**Written problem:**
Gather from the listing below each line that includes the word "Truth", and copy it.

Dataset listings of figures:
— start —

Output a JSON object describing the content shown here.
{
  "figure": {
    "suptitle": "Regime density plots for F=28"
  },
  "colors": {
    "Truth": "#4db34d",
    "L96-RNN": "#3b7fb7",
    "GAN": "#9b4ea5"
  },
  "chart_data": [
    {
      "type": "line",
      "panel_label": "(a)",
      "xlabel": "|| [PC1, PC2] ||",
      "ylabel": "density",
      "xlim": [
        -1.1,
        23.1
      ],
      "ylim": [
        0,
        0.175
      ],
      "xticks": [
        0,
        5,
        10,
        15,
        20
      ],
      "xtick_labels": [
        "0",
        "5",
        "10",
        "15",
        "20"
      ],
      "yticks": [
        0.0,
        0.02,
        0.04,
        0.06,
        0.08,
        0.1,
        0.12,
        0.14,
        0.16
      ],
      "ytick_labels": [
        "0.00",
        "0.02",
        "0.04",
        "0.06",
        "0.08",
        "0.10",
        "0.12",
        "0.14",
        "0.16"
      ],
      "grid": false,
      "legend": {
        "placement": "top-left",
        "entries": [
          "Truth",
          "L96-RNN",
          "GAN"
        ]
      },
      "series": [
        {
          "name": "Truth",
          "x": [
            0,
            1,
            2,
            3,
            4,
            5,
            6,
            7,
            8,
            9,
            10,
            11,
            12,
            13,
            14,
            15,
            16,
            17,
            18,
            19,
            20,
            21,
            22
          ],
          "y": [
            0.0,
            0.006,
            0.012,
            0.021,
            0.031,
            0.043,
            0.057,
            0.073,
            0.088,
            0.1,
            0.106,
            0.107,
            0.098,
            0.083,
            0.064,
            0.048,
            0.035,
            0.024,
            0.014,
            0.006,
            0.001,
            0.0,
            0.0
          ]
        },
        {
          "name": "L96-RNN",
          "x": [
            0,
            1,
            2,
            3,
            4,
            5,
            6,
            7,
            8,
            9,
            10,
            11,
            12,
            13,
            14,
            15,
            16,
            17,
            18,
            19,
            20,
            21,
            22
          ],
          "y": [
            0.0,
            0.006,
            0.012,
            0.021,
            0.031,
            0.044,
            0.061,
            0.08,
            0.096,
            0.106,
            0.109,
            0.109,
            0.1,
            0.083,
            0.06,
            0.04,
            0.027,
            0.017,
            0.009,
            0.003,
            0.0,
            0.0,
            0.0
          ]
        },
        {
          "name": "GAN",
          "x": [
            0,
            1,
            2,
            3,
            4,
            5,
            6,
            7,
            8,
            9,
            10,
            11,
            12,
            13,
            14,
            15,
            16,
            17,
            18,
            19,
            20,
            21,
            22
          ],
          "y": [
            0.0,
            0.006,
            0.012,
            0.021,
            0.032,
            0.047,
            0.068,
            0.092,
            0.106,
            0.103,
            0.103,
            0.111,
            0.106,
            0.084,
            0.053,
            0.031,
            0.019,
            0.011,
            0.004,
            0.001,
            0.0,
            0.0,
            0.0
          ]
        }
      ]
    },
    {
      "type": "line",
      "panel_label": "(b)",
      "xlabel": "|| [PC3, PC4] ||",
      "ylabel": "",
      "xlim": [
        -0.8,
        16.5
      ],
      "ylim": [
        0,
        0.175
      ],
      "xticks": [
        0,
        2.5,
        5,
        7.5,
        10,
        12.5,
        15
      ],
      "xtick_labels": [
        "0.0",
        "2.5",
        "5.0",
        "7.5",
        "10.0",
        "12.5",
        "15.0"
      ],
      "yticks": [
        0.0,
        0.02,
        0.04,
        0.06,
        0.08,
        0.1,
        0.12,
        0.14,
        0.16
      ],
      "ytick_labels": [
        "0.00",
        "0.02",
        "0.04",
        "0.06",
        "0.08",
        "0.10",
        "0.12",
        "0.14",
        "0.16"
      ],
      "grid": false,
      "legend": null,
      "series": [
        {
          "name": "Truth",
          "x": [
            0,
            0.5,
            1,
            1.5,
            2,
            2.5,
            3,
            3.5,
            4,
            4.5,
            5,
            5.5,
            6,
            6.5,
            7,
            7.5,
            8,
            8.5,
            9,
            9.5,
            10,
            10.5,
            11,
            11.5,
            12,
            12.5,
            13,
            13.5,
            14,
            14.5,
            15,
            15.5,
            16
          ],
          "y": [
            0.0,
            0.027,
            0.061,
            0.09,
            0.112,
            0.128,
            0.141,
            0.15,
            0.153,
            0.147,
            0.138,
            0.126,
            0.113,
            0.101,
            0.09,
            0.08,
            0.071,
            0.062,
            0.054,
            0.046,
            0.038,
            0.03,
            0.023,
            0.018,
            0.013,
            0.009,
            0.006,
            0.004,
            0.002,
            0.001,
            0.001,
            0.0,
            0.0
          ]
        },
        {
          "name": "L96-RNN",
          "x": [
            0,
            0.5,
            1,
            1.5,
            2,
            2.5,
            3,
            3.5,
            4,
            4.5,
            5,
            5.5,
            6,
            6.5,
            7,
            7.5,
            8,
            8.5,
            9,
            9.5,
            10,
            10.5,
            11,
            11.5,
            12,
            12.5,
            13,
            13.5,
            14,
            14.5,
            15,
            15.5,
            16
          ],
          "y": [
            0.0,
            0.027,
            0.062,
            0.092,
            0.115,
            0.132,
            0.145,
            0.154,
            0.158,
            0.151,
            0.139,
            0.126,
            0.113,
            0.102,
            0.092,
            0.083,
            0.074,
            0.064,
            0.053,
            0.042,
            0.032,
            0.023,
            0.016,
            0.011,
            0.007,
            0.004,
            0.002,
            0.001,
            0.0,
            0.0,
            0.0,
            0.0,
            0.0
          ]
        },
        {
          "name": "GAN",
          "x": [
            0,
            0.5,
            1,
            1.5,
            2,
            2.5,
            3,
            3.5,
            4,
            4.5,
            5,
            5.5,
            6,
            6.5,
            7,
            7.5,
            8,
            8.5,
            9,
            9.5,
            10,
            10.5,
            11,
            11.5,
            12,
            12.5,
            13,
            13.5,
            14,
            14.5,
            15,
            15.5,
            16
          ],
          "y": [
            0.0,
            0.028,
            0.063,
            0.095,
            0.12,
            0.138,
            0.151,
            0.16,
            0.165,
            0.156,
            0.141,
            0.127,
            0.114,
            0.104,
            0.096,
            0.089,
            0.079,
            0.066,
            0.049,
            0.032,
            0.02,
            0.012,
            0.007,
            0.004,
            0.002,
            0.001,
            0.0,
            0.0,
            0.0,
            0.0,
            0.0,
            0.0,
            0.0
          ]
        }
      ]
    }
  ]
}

— end —

**Written reply:**
    "Truth": "#4db34d",
          "Truth",
          "name": "Truth",
          "name": "Truth",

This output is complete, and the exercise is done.